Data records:
'''
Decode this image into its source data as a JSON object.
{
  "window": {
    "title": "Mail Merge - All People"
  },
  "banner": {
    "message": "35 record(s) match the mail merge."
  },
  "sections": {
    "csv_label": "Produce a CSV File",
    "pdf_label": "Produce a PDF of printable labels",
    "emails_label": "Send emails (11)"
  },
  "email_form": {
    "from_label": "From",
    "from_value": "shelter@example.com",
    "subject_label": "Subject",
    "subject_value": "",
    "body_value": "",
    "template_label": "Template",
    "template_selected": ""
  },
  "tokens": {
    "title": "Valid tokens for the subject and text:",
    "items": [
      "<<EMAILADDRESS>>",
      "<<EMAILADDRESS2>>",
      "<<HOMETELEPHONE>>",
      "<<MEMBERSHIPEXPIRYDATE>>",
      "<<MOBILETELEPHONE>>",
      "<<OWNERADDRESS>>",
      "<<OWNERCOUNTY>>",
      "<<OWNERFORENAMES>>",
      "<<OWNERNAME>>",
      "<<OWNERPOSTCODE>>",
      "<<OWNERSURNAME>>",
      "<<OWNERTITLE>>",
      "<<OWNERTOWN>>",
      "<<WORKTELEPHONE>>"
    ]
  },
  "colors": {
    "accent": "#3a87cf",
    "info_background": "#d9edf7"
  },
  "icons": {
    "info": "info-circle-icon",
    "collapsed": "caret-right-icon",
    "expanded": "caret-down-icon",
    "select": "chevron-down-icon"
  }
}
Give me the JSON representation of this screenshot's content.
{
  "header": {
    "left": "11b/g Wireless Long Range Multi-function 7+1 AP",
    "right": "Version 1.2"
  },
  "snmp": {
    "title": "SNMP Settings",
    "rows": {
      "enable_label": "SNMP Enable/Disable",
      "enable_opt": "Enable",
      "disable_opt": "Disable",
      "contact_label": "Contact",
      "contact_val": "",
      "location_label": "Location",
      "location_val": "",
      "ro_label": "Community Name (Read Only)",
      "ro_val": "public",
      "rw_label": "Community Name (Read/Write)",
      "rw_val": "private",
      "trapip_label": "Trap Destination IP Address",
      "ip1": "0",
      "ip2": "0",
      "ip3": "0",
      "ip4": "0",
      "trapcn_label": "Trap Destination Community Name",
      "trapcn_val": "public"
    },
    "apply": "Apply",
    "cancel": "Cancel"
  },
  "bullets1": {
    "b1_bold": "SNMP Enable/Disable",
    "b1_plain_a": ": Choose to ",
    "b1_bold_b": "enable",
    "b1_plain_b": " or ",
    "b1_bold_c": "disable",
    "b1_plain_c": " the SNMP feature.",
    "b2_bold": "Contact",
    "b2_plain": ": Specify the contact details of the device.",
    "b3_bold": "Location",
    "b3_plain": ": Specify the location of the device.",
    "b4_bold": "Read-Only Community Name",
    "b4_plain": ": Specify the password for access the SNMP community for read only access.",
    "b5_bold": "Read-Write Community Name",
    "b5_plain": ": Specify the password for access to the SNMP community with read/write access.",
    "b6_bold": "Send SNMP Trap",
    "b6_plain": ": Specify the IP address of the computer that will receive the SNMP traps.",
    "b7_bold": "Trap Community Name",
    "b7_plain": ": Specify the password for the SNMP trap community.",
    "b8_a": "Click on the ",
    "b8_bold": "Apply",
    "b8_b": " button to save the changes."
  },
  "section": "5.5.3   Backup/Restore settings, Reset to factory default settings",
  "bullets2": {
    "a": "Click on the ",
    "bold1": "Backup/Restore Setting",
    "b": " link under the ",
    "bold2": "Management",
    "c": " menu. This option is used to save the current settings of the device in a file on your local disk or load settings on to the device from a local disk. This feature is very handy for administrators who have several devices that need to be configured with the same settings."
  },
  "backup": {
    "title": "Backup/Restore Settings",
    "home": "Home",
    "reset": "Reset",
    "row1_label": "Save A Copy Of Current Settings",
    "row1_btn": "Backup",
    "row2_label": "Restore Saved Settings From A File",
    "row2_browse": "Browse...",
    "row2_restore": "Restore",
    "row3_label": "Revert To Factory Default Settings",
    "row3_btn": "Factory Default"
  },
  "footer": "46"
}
'''
The problem: Every line above needs to be retyped exactly.

Task solution:
Decode this image into its source data as a JSON object.
{
  "window": {
    "title": "Mail Merge - All People"
  },
  "banner": {
    "message": "35 record(s) match the mail merge."
  },
  "sections": {
    "csv_label": "Produce a CSV File",
    "pdf_label": "Produce a PDF of printable labels",
    "emails_label": "Send emails (11)"
  },
  "email_form": {
    "from_label": "From",
    "from_value": "shelter@example.com",
    "subject_label": "Subject",
    "subject_value": "",
    "body_value": "",
    "template_label": "Template",
    "template_selected": ""
  },
  "tokens": {
    "title": "Valid tokens for the subject and text:",
    "items": [
      "<<EMAILADDRESS>>",
      "<<EMAILADDRESS2>>",
      "<<HOMETELEPHONE>>",
      "<<MEMBERSHIPEXPIRYDATE>>",
      "<<MOBILETELEPHONE>>",
      "<<OWNERADDRESS>>",
      "<<OWNERCOUNTY>>",
      "<<OWNERFORENAMES>>",
      "<<OWNERNAME>>",
      "<<OWNERPOSTCODE>>",
      "<<OWNERSURNAME>>",
      "<<OWNERTITLE>>",
      "<<OWNERTOWN>>",
      "<<WORKTELEPHONE>>"
    ]
  },
  "colors": {
    "accent": "#3a87cf",
    "info_background": "#d9edf7"
  },
  "icons": {
    "info": "info-circle-icon",
    "collapsed": "caret-right-icon",
    "expanded": "caret-down-icon",
    "select": "chevron-down-icon"
  }
}
Give me the JSON representation of this screenshot's content.
{
  "header": {
    "left": "11b/g Wireless Long Range Multi-function 7+1 AP",
    "right": "Version 1.2"
  },
  "snmp": {
    "title": "SNMP Settings",
    "rows": {
      "enable_label": "SNMP Enable/Disable",
      "enable_opt": "Enable",
      "disable_opt": "Disable",
      "contact_label": "Contact",
      "contact_val": "",
      "location_label": "Location",
      "location_val": "",
      "ro_label": "Community Name (Read Only)",
      "ro_val": "public",
      "rw_label": "Community Name (Read/Write)",
      "rw_val": "private",
      "trapip_label": "Trap Destination IP Address",
      "ip1": "0",
      "ip2": "0",
      "ip3": "0",
      "ip4": "0",
      "trapcn_label": "Trap Destination Community Name",
      "trapcn_val": "public"
    },
    "apply": "Apply",
    "cancel": "Cancel"
  },
  "bullets1": {
    "b1_bold": "SNMP Enable/Disable",
    "b1_plain_a": ": Choose to ",
    "b1_bold_b": "enable",
    "b1_plain_b": " or ",
    "b1_bold_c": "disable",
    "b1_plain_c": " the SNMP feature.",
    "b2_bold": "Contact",
    "b2_plain": ": Specify the contact details of the device.",
    "b3_bold": "Location",
    "b3_plain": ": Specify the location of the device.",
    "b4_bold": "Read-Only Community Name",
    "b4_plain": ": Specify the password for access the SNMP community for read only access.",
    "b5_bold": "Read-Write Community Name",
    "b5_plain": ": Specify the password for access to the SNMP community with read/write access.",
    "b6_bold": "Send SNMP Trap",
    "b6_plain": ": Specify the IP address of the computer that will receive the SNMP traps.",
    "b7_bold": "Trap Community Name",
    "b7_plain": ": Specify the password for the SNMP trap community.",
    "b8_a": "Click on the ",
    "b8_bold": "Apply",
    "b8_b": " button to save the changes."
  },
  "section": "5.5.3   Backup/Restore settings, Reset to factory default settings",
  "bullets2": {
    "a": "Click on the ",
    "bold1": "Backup/Restore Setting",
    "b": " link under the ",
    "bold2": "Management",
    "c": " menu. This option is used to save the current settings of the device in a file on your local disk or load settings on to the device from a local disk. This feature is very handy for administrators who have several devices that need to be configured with the same settings."
  },
  "backup": {
    "title": "Backup/Restore Settings",
    "home": "Home",
    "reset": "Reset",
    "row1_label": "Save A Copy Of Current Settings",
    "row1_btn": "Backup",
    "row2_label": "Restore Saved Settings From A File",
    "row2_browse": "Browse...",
    "row2_restore": "Restore",
    "row3_label": "Revert To Factory Default Settings",
    "row3_btn": "Factory Default"
  },
  "footer": "46"
}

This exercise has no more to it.